[Work to do] Report only how many lines hold the word "must".

_ _ _ _

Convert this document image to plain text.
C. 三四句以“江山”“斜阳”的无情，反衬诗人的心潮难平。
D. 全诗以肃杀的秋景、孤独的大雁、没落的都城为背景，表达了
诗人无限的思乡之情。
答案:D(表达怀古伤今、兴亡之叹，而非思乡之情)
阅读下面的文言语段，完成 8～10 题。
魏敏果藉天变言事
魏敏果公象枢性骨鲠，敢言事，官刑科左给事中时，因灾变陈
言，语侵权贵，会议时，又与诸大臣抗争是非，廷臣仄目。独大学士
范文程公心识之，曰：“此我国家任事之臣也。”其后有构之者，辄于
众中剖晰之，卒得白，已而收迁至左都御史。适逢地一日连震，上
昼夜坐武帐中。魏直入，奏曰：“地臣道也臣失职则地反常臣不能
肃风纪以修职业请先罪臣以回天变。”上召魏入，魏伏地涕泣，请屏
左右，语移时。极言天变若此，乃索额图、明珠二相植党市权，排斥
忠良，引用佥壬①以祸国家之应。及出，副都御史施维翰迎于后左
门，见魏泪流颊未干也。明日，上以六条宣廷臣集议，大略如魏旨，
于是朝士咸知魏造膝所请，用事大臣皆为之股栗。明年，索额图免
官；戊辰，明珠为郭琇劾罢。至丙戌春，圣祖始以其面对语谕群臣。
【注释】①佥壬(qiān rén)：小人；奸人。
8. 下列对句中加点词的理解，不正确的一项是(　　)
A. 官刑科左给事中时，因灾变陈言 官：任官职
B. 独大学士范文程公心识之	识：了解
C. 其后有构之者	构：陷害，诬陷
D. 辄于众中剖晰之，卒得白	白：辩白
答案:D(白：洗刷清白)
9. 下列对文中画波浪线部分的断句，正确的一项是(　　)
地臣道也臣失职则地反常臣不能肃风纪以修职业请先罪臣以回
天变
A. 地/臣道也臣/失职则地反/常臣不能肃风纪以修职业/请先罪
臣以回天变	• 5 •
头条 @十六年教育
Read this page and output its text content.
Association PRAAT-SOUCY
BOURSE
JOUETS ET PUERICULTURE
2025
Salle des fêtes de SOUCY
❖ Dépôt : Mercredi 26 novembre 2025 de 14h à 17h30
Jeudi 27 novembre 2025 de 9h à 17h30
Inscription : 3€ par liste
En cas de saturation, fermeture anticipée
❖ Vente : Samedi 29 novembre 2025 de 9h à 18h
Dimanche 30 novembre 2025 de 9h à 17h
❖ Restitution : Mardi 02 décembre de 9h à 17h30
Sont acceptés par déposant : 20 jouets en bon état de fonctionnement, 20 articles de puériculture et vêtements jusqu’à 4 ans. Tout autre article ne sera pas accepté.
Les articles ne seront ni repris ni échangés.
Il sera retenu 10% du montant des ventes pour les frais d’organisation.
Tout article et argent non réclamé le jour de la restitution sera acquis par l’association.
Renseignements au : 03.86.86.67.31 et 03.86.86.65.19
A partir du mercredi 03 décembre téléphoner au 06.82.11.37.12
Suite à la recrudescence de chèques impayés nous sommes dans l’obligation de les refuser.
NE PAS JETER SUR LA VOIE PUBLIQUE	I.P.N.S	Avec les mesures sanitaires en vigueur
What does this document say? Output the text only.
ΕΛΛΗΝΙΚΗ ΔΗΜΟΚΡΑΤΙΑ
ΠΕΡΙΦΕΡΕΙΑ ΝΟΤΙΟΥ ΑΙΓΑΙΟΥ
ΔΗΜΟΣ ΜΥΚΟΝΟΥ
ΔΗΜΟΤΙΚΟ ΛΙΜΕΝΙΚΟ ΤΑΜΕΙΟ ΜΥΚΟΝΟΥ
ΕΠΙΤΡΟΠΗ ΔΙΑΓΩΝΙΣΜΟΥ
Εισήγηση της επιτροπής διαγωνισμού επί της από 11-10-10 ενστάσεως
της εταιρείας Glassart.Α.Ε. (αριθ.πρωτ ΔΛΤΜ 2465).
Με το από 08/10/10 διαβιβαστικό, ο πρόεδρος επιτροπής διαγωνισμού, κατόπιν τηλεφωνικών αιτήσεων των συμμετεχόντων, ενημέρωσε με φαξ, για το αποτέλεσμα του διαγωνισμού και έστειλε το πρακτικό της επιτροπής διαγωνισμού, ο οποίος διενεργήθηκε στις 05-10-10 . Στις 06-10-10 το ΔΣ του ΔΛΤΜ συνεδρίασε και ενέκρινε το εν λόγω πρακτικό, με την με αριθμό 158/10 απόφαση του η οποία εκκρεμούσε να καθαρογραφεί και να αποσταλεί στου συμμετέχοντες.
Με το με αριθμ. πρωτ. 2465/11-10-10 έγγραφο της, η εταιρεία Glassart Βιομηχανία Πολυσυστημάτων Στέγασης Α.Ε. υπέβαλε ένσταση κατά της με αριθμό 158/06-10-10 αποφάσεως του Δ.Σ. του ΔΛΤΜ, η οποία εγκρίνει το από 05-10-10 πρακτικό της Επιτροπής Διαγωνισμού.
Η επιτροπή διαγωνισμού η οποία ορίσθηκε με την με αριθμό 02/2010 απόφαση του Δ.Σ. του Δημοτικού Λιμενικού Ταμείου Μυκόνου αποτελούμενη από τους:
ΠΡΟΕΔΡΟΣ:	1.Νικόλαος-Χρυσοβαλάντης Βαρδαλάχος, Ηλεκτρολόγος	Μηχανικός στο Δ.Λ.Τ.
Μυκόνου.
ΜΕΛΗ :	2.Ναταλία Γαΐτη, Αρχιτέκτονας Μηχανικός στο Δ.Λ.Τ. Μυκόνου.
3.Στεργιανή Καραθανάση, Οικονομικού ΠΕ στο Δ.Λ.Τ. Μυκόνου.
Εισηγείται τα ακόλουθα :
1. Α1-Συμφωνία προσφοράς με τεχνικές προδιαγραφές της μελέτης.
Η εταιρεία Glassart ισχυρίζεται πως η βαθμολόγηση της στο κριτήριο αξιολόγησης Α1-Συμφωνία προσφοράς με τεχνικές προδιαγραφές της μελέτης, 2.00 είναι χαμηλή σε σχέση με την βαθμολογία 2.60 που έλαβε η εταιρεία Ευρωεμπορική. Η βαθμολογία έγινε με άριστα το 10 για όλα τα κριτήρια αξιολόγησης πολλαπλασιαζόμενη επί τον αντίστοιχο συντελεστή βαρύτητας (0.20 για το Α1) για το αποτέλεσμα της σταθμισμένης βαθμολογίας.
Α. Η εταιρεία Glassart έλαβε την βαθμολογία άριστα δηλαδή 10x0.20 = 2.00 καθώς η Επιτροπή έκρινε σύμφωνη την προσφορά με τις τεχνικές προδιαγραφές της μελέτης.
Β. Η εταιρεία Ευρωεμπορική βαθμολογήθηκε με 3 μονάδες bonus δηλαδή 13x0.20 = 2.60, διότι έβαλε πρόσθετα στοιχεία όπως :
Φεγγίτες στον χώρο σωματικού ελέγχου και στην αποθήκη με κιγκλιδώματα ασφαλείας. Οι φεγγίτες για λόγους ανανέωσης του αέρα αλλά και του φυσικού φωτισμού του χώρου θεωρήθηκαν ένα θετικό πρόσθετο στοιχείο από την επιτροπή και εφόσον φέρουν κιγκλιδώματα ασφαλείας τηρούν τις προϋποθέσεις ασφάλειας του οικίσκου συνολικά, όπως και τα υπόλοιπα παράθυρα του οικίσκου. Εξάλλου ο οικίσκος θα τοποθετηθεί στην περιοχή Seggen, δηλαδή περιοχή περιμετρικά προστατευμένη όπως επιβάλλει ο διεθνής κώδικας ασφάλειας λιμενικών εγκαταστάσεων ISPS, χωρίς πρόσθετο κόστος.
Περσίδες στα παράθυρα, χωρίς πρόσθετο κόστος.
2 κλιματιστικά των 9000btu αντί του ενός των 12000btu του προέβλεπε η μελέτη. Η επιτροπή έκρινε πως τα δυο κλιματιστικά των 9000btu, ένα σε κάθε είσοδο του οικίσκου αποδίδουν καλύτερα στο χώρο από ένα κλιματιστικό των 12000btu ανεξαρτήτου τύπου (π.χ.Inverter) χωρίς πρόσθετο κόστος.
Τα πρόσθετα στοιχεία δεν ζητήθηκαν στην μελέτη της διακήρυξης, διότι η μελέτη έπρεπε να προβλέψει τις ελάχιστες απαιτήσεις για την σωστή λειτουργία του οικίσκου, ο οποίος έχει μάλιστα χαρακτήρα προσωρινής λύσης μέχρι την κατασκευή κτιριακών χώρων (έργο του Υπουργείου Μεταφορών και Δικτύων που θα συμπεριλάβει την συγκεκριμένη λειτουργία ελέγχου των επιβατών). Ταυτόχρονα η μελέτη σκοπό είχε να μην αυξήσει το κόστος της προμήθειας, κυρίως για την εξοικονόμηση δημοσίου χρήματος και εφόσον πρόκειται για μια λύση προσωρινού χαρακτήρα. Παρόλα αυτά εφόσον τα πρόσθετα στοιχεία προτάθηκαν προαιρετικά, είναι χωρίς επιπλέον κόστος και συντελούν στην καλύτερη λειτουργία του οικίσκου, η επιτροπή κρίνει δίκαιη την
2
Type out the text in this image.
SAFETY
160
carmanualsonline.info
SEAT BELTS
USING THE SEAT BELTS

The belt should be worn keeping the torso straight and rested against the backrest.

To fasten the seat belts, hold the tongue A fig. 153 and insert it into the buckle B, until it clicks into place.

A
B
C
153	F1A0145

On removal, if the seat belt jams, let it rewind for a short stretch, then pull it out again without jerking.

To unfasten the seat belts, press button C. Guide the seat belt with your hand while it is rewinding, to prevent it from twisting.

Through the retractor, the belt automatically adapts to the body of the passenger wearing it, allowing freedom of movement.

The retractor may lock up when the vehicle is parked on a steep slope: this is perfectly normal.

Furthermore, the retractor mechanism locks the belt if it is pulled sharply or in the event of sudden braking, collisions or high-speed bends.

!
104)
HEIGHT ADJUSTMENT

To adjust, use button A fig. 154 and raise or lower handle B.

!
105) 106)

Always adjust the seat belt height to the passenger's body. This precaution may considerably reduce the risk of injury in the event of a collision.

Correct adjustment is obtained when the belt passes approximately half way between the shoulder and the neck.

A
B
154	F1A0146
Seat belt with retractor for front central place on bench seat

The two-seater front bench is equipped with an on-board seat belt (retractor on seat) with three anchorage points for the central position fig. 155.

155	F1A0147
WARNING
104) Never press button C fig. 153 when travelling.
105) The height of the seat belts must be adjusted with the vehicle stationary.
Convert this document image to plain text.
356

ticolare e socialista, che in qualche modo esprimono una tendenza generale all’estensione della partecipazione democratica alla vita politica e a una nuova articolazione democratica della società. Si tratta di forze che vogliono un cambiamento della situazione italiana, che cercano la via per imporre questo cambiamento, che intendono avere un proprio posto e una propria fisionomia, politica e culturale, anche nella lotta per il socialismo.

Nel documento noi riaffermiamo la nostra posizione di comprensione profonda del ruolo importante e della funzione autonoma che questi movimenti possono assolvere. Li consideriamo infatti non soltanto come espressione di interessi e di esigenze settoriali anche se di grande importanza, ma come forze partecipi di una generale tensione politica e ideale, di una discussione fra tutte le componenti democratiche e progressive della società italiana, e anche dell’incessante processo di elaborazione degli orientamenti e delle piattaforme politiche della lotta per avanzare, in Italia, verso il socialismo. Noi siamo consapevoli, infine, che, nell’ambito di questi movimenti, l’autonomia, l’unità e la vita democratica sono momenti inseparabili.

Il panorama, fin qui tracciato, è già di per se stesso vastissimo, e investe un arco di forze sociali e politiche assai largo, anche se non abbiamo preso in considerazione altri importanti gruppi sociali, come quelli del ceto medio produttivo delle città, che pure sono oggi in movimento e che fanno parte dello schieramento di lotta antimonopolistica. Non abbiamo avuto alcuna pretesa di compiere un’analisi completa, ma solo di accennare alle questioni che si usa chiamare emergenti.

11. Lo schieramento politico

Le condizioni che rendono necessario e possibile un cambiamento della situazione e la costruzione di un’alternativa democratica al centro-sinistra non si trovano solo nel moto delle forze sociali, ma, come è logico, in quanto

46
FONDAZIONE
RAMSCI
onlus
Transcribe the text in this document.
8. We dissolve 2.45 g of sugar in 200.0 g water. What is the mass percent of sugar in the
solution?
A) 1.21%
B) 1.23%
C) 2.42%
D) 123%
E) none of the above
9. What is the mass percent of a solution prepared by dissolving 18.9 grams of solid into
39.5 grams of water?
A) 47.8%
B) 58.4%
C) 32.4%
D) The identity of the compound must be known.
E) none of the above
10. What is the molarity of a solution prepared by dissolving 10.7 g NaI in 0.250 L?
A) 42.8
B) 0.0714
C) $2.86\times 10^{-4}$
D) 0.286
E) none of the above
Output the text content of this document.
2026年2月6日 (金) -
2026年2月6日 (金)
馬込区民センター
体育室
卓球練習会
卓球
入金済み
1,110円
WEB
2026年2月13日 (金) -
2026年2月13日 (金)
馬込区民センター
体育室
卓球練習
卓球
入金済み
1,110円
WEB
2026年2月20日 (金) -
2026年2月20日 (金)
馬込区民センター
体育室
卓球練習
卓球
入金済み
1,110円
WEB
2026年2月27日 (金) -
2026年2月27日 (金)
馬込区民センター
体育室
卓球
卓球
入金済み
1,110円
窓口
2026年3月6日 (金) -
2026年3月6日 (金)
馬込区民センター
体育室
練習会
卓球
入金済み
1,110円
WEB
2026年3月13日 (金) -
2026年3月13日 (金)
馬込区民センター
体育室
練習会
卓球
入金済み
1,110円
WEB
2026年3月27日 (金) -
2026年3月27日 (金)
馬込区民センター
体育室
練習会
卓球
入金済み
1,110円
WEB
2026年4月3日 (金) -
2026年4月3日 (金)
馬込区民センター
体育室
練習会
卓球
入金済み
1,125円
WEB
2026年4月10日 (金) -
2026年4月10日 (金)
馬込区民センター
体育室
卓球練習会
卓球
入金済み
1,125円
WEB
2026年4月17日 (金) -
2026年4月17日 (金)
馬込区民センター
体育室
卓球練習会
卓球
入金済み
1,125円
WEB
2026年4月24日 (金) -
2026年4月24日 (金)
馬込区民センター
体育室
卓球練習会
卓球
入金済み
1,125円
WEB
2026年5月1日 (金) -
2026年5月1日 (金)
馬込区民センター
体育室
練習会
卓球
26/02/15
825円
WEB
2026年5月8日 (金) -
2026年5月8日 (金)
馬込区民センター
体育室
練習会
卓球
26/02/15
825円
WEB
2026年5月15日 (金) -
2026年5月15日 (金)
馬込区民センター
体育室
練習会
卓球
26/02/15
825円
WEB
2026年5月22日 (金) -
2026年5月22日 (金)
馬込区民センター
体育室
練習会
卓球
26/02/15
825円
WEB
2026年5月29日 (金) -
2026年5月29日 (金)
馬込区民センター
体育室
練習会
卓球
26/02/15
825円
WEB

_ _ _ _

[The reply] 2